• Task objective: Print the listing below in its entirety, character for character.

···

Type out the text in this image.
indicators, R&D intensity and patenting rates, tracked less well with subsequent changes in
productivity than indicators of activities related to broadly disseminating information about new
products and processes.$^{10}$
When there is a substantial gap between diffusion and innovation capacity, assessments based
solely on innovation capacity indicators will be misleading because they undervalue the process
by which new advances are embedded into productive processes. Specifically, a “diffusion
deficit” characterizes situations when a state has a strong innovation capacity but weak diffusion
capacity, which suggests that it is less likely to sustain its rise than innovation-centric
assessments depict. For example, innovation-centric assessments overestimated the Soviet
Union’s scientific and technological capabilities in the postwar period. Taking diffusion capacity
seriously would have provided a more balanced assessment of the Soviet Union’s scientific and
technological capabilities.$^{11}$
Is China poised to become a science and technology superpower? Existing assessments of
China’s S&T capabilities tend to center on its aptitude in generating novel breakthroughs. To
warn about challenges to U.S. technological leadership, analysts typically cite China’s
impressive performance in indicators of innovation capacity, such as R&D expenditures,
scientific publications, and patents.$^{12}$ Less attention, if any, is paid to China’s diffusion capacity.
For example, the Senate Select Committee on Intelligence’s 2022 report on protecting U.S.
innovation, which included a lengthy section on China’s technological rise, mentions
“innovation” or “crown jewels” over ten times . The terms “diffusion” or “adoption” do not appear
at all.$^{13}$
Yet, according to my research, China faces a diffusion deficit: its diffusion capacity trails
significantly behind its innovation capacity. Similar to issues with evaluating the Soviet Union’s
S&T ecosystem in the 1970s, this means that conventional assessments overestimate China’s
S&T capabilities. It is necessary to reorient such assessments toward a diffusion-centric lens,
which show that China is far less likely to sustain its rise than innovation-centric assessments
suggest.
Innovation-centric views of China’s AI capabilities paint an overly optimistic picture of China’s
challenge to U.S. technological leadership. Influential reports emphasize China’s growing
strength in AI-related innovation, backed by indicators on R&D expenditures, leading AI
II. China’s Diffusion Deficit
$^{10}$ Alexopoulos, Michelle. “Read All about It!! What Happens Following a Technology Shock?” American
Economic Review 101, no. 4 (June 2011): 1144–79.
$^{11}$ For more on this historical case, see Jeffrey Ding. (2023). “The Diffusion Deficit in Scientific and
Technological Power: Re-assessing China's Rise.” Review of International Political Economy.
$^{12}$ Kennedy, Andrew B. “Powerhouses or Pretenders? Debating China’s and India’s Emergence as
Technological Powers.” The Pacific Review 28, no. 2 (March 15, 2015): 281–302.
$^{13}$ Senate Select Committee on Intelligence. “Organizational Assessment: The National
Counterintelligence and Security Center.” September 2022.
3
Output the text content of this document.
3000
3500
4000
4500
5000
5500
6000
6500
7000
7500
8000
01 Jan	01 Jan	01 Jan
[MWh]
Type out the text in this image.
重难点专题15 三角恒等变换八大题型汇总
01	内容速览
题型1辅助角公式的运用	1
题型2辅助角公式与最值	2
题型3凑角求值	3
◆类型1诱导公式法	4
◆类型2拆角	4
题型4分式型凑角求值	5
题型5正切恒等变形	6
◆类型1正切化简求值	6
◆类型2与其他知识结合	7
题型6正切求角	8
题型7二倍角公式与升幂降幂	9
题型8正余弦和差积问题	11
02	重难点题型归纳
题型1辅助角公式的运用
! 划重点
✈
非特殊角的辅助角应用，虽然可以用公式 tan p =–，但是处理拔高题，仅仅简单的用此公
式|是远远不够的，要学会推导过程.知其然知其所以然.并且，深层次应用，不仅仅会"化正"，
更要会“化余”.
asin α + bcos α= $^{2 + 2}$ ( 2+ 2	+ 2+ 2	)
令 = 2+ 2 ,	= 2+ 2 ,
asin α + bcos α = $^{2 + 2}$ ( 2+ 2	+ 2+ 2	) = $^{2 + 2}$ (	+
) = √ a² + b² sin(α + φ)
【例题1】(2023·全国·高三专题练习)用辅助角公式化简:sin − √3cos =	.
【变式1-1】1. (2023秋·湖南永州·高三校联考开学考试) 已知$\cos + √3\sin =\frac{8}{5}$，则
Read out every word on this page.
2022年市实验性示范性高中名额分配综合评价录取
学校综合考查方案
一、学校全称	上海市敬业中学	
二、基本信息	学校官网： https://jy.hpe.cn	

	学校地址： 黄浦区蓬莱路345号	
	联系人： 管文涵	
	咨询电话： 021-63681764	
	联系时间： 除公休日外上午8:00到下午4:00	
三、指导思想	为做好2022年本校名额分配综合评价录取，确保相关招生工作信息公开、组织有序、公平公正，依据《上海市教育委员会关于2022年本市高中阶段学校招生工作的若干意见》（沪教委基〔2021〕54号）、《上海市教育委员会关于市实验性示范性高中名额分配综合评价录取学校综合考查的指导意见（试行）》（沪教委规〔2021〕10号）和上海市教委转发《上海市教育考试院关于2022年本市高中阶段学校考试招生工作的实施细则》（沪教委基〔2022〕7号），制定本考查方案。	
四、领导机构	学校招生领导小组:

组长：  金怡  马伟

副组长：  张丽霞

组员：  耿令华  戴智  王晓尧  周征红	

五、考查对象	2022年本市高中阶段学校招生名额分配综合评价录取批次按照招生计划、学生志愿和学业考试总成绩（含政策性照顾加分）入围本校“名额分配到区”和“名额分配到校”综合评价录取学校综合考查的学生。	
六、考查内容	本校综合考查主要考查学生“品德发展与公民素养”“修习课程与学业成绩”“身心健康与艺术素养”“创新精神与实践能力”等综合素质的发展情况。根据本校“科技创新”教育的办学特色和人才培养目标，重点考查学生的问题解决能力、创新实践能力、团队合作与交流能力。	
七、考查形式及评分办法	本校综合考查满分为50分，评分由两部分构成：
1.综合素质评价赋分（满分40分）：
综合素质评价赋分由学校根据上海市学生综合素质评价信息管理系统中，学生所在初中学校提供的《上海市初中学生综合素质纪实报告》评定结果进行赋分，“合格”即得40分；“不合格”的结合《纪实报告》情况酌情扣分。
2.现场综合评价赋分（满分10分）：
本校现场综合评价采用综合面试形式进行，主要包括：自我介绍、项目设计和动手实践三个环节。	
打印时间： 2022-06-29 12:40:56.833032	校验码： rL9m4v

···

• Exercise result:
Type out the text in this image.
indicators, R&D intensity and patenting rates, tracked less well with subsequent changes in
productivity than indicators of activities related to broadly disseminating information about new
products and processes.$^{10}$
When there is a substantial gap between diffusion and innovation capacity, assessments based
solely on innovation capacity indicators will be misleading because they undervalue the process
by which new advances are embedded into productive processes. Specifically, a “diffusion
deficit” characterizes situations when a state has a strong innovation capacity but weak diffusion
capacity, which suggests that it is less likely to sustain its rise than innovation-centric
assessments depict. For example, innovation-centric assessments overestimated the Soviet
Union’s scientific and technological capabilities in the postwar period. Taking diffusion capacity
seriously would have provided a more balanced assessment of the Soviet Union’s scientific and
technological capabilities.$^{11}$
Is China poised to become a science and technology superpower? Existing assessments of
China’s S&T capabilities tend to center on its aptitude in generating novel breakthroughs. To
warn about challenges to U.S. technological leadership, analysts typically cite China’s
impressive performance in indicators of innovation capacity, such as R&D expenditures,
scientific publications, and patents.$^{12}$ Less attention, if any, is paid to China’s diffusion capacity.
For example, the Senate Select Committee on Intelligence’s 2022 report on protecting U.S.
innovation, which included a lengthy section on China’s technological rise, mentions
“innovation” or “crown jewels” over ten times . The terms “diffusion” or “adoption” do not appear
at all.$^{13}$
Yet, according to my research, China faces a diffusion deficit: its diffusion capacity trails
significantly behind its innovation capacity. Similar to issues with evaluating the Soviet Union’s
S&T ecosystem in the 1970s, this means that conventional assessments overestimate China’s
S&T capabilities. It is necessary to reorient such assessments toward a diffusion-centric lens,
which show that China is far less likely to sustain its rise than innovation-centric assessments
suggest.
Innovation-centric views of China’s AI capabilities paint an overly optimistic picture of China’s
challenge to U.S. technological leadership. Influential reports emphasize China’s growing
strength in AI-related innovation, backed by indicators on R&D expenditures, leading AI
II. China’s Diffusion Deficit
$^{10}$ Alexopoulos, Michelle. “Read All about It!! What Happens Following a Technology Shock?” American
Economic Review 101, no. 4 (June 2011): 1144–79.
$^{11}$ For more on this historical case, see Jeffrey Ding. (2023). “The Diffusion Deficit in Scientific and
Technological Power: Re-assessing China's Rise.” Review of International Political Economy.
$^{12}$ Kennedy, Andrew B. “Powerhouses or Pretenders? Debating China’s and India’s Emergence as
Technological Powers.” The Pacific Review 28, no. 2 (March 15, 2015): 281–302.
$^{13}$ Senate Select Committee on Intelligence. “Organizational Assessment: The National
Counterintelligence and Security Center.” September 2022.
3
Output the text content of this document.
3000
3500
4000
4500
5000
5500
6000
6500
7000
7500
8000
01 Jan	01 Jan	01 Jan
[MWh]
Type out the text in this image.
重难点专题15 三角恒等变换八大题型汇总
01	内容速览
题型1辅助角公式的运用	1
题型2辅助角公式与最值	2
题型3凑角求值	3
◆类型1诱导公式法	4
◆类型2拆角	4
题型4分式型凑角求值	5
题型5正切恒等变形	6
◆类型1正切化简求值	6
◆类型2与其他知识结合	7
题型6正切求角	8
题型7二倍角公式与升幂降幂	9
题型8正余弦和差积问题	11
02	重难点题型归纳
题型1辅助角公式的运用
! 划重点
✈
非特殊角的辅助角应用，虽然可以用公式 tan p =–，但是处理拔高题，仅仅简单的用此公
式|是远远不够的，要学会推导过程.知其然知其所以然.并且，深层次应用，不仅仅会"化正"，
更要会“化余”.
asin α + bcos α= $^{2 + 2}$ ( 2+ 2	+ 2+ 2	)
令 = 2+ 2 ,	= 2+ 2 ,
asin α + bcos α = $^{2 + 2}$ ( 2+ 2	+ 2+ 2	) = $^{2 + 2}$ (	+
) = √ a² + b² sin(α + φ)
【例题1】(2023·全国·高三专题练习)用辅助角公式化简:sin − √3cos =	.
【变式1-1】1. (2023秋·湖南永州·高三校联考开学考试) 已知$\cos + √3\sin =\frac{8}{5}$，则
Read out every word on this page.
2022年市实验性示范性高中名额分配综合评价录取
学校综合考查方案
一、学校全称	上海市敬业中学	
二、基本信息	学校官网： https://jy.hpe.cn	

	学校地址： 黄浦区蓬莱路345号	
	联系人： 管文涵	
	咨询电话： 021-63681764	
	联系时间： 除公休日外上午8:00到下午4:00	
三、指导思想	为做好2022年本校名额分配综合评价录取，确保相关招生工作信息公开、组织有序、公平公正，依据《上海市教育委员会关于2022年本市高中阶段学校招生工作的若干意见》（沪教委基〔2021〕54号）、《上海市教育委员会关于市实验性示范性高中名额分配综合评价录取学校综合考查的指导意见（试行）》（沪教委规〔2021〕10号）和上海市教委转发《上海市教育考试院关于2022年本市高中阶段学校考试招生工作的实施细则》（沪教委基〔2022〕7号），制定本考查方案。	
四、领导机构	学校招生领导小组:

组长：  金怡  马伟

副组长：  张丽霞

组员：  耿令华  戴智  王晓尧  周征红	

五、考查对象	2022年本市高中阶段学校招生名额分配综合评价录取批次按照招生计划、学生志愿和学业考试总成绩（含政策性照顾加分）入围本校“名额分配到区”和“名额分配到校”综合评价录取学校综合考查的学生。	
六、考查内容	本校综合考查主要考查学生“品德发展与公民素养”“修习课程与学业成绩”“身心健康与艺术素养”“创新精神与实践能力”等综合素质的发展情况。根据本校“科技创新”教育的办学特色和人才培养目标，重点考查学生的问题解决能力、创新实践能力、团队合作与交流能力。	
七、考查形式及评分办法	本校综合考查满分为50分，评分由两部分构成：
1.综合素质评价赋分（满分40分）：
综合素质评价赋分由学校根据上海市学生综合素质评价信息管理系统中，学生所在初中学校提供的《上海市初中学生综合素质纪实报告》评定结果进行赋分，“合格”即得40分；“不合格”的结合《纪实报告》情况酌情扣分。
2.现场综合评价赋分（满分10分）：
本校现场综合评价采用综合面试形式进行，主要包括：自我介绍、项目设计和动手实践三个环节。	
打印时间： 2022-06-29 12:40:56.833032	校验码： rL9m4v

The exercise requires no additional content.